Give these rows as a JSON list of strings, one string per line, with blank lines left out.

### Element box annotations
%%
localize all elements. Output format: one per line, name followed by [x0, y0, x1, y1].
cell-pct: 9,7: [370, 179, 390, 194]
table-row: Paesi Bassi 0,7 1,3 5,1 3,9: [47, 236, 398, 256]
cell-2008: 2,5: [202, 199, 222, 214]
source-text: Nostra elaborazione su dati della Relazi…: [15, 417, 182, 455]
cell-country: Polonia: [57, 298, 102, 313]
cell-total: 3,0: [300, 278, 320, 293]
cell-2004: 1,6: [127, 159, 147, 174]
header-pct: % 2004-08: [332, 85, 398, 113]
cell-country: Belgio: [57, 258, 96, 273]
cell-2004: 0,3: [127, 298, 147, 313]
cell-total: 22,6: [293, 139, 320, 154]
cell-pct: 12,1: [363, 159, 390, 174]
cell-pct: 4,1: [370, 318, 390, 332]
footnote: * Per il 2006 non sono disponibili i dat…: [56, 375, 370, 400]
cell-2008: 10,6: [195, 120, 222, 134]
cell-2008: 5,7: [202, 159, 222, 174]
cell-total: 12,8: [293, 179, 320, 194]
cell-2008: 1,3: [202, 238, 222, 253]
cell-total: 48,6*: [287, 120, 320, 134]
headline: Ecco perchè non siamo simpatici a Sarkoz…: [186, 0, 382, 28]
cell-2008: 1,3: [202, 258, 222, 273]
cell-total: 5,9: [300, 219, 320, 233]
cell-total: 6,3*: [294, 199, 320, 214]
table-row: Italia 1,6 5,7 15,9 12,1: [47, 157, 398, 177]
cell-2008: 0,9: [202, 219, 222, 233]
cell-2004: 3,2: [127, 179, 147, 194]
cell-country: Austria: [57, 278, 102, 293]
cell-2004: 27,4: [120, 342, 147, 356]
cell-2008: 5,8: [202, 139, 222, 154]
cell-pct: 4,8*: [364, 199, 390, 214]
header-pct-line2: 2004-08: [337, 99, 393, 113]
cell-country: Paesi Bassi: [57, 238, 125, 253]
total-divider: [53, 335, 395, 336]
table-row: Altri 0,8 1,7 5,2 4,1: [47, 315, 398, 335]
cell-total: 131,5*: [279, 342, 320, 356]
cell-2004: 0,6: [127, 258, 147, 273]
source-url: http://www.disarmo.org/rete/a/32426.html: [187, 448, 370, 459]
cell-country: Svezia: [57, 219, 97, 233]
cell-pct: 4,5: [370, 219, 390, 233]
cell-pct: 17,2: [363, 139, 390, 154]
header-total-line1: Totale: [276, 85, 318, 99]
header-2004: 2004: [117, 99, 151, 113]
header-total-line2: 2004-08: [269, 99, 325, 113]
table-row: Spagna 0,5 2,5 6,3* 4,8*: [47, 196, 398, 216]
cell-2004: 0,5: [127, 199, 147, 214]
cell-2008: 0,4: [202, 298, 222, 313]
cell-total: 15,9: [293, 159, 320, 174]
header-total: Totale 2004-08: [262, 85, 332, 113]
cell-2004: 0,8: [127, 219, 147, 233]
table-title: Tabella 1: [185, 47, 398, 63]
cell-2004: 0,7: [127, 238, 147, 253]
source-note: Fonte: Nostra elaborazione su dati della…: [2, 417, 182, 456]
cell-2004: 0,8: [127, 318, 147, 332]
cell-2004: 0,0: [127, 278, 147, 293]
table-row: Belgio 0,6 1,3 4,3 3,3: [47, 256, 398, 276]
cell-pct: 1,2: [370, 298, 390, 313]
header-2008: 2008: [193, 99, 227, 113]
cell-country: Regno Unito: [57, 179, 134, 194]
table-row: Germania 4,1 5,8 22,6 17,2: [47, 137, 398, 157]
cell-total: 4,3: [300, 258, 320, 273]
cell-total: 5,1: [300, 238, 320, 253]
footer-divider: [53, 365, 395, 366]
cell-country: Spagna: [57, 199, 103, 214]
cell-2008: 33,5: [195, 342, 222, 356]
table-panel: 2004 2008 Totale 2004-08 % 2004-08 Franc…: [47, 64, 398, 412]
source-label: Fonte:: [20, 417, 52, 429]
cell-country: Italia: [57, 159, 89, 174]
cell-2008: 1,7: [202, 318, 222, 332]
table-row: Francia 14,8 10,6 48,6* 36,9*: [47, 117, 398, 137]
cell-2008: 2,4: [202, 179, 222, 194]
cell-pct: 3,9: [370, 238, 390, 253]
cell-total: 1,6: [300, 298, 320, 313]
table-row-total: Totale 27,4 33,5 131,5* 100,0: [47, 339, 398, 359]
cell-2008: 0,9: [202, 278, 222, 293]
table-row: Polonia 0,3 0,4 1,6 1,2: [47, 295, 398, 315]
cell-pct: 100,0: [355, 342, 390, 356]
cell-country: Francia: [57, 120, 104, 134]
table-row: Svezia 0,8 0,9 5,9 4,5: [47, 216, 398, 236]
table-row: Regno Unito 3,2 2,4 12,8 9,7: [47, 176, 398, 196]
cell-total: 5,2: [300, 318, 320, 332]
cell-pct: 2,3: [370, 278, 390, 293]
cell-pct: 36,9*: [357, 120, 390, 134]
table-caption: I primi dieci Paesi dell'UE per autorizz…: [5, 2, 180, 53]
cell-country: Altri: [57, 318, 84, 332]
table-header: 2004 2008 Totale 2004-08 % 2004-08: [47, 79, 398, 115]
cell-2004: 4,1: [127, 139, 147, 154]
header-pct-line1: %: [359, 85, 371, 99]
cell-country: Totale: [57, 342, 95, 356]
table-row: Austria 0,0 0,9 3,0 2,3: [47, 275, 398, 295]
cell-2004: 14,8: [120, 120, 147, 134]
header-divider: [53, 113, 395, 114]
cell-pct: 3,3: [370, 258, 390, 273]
%%
### Task result
[
  "localize all elements. Output format: one per line, name followed by [x0, y0, x1, y1].",
  "cell-pct: 9,7: [370, 179, 390, 194]",
  "table-row: Paesi Bassi 0,7 1,3 5,1 3,9: [47, 236, 398, 256]",
  "cell-2008: 2,5: [202, 199, 222, 214]",
  "source-text: Nostra elaborazione su dati della Relazi…: [15, 417, 182, 455]",
  "cell-country: Polonia: [57, 298, 102, 313]",
  "cell-total: 3,0: [300, 278, 320, 293]",
  "cell-2004: 1,6: [127, 159, 147, 174]",
  "header-pct: % 2004-08: [332, 85, 398, 113]",
  "cell-country: Belgio: [57, 258, 96, 273]",
  "cell-2004: 0,3: [127, 298, 147, 313]",
  "cell-total: 22,6: [293, 139, 320, 154]",
  "cell-pct: 12,1: [363, 159, 390, 174]",
  "cell-pct: 4,1: [370, 318, 390, 332]",
  "footnote: * Per il 2006 non sono disponibili i dat…: [56, 375, 370, 400]",
  "cell-2008: 10,6: [195, 120, 222, 134]",
  "cell-2008: 5,7: [202, 159, 222, 174]",
  "cell-total: 12,8: [293, 179, 320, 194]",
  "cell-2008: 1,3: [202, 238, 222, 253]",
  "cell-total: 48,6*: [287, 120, 320, 134]",
  "headline: Ecco perchè non siamo simpatici a Sarkoz…: [186, 0, 382, 28]",
  "cell-2008: 1,3: [202, 258, 222, 273]",
  "cell-total: 5,9: [300, 219, 320, 233]",
  "cell-total: 6,3*: [294, 199, 320, 214]",
  "table-row: Italia 1,6 5,7 15,9 12,1: [47, 157, 398, 177]",
  "cell-2008: 0,9: [202, 219, 222, 233]",
  "cell-2004: 3,2: [127, 179, 147, 194]",
  "cell-country: Austria: [57, 278, 102, 293]",
  "cell-2004: 27,4: [120, 342, 147, 356]",
  "cell-2008: 5,8: [202, 139, 222, 154]",
  "cell-pct: 4,8*: [364, 199, 390, 214]",
  "header-pct-line2: 2004-08: [337, 99, 393, 113]",
  "cell-country: Paesi Bassi: [57, 238, 125, 253]",
  "total-divider: [53, 335, 395, 336]",
  "table-row: Altri 0,8 1,7 5,2 4,1: [47, 315, 398, 335]",
  "cell-total: 131,5*: [279, 342, 320, 356]",
  "cell-2004: 0,6: [127, 258, 147, 273]",
  "source-url: http://www.disarmo.org/rete/a/32426.html: [187, 448, 370, 459]",
  "cell-country: Svezia: [57, 219, 97, 233]",
  "cell-pct: 4,5: [370, 219, 390, 233]",
  "cell-pct: 17,2: [363, 139, 390, 154]",
  "header-total-line1: Totale: [276, 85, 318, 99]",
  "header-2004: 2004: [117, 99, 151, 113]",
  "header-total-line2: 2004-08: [269, 99, 325, 113]",
  "table-row: Spagna 0,5 2,5 6,3* 4,8*: [47, 196, 398, 216]",
  "cell-2004: 0,5: [127, 199, 147, 214]",
  "cell-2008: 0,4: [202, 298, 222, 313]",
  "cell-total: 15,9: [293, 159, 320, 174]",
  "header-total: Totale 2004-08: [262, 85, 332, 113]",
  "cell-2004: 0,8: [127, 219, 147, 233]",
  "table-title: Tabella 1: [185, 47, 398, 63]",
  "cell-2004: 0,7: [127, 238, 147, 253]",
  "source-note: Fonte: Nostra elaborazione su dati della…: [2, 417, 182, 456]",
  "cell-2004: 0,8: [127, 318, 147, 332]",
  "cell-2004: 0,0: [127, 278, 147, 293]",
  "table-row: Belgio 0,6 1,3 4,3 3,3: [47, 256, 398, 276]",
  "cell-pct: 1,2: [370, 298, 390, 313]",
  "header-2008: 2008: [193, 99, 227, 113]",
  "cell-country: Regno Unito: [57, 179, 134, 194]",
  "table-row: Germania 4,1 5,8 22,6 17,2: [47, 137, 398, 157]",
  "cell-total: 4,3: [300, 258, 320, 273]",
  "cell-total: 5,1: [300, 238, 320, 253]",
  "footer-divider: [53, 365, 395, 366]",
  "cell-country: Spagna: [57, 199, 103, 214]",
  "cell-2008: 33,5: [195, 342, 222, 356]",
  "table-panel: 2004 2008 Totale 2004-08 % 2004-08 Franc…: [47, 64, 398, 412]",
  "source-label: Fonte:: [20, 417, 52, 429]",
  "cell-country: Italia: [57, 159, 89, 174]",
  "cell-2008: 1,7: [202, 318, 222, 332]",
  "table-row: Francia 14,8 10,6 48,6* 36,9*: [47, 117, 398, 137]",
  "cell-2008: 2,4: [202, 179, 222, 194]",
  "cell-pct: 3,9: [370, 238, 390, 253]",
  "cell-total: 1,6: [300, 298, 320, 313]",
  "table-row-total: Totale 27,4 33,5 131,5* 100,0: [47, 339, 398, 359]",
  "cell-2008: 0,9: [202, 278, 222, 293]",
  "table-row: Polonia 0,3 0,4 1,6 1,2: [47, 295, 398, 315]",
  "cell-pct: 100,0: [355, 342, 390, 356]",
  "cell-country: Francia: [57, 120, 104, 134]",
  "table-row: Svezia 0,8 0,9 5,9 4,5: [47, 216, 398, 236]",
  "table-row: Regno Unito 3,2 2,4 12,8 9,7: [47, 176, 398, 196]",
  "cell-total: 5,2: [300, 318, 320, 332]",
  "cell-pct: 2,3: [370, 278, 390, 293]",
  "cell-pct: 36,9*: [357, 120, 390, 134]",
  "table-caption: I primi dieci Paesi dell'UE per autorizz…: [5, 2, 180, 53]",
  "cell-country: Altri: [57, 318, 84, 332]",
  "table-header: 2004 2008 Totale 2004-08 % 2004-08: [47, 79, 398, 115]",
  "cell-2004: 4,1: [127, 139, 147, 154]",
  "header-pct-line1: %: [359, 85, 371, 99]",
  "cell-country: Totale: [57, 342, 95, 356]",
  "table-row: Austria 0,0 0,9 3,0 2,3: [47, 275, 398, 295]",
  "cell-2004: 14,8: [120, 120, 147, 134]",
  "header-divider: [53, 113, 395, 114]",
  "cell-pct: 3,3: [370, 258, 390, 273]"
]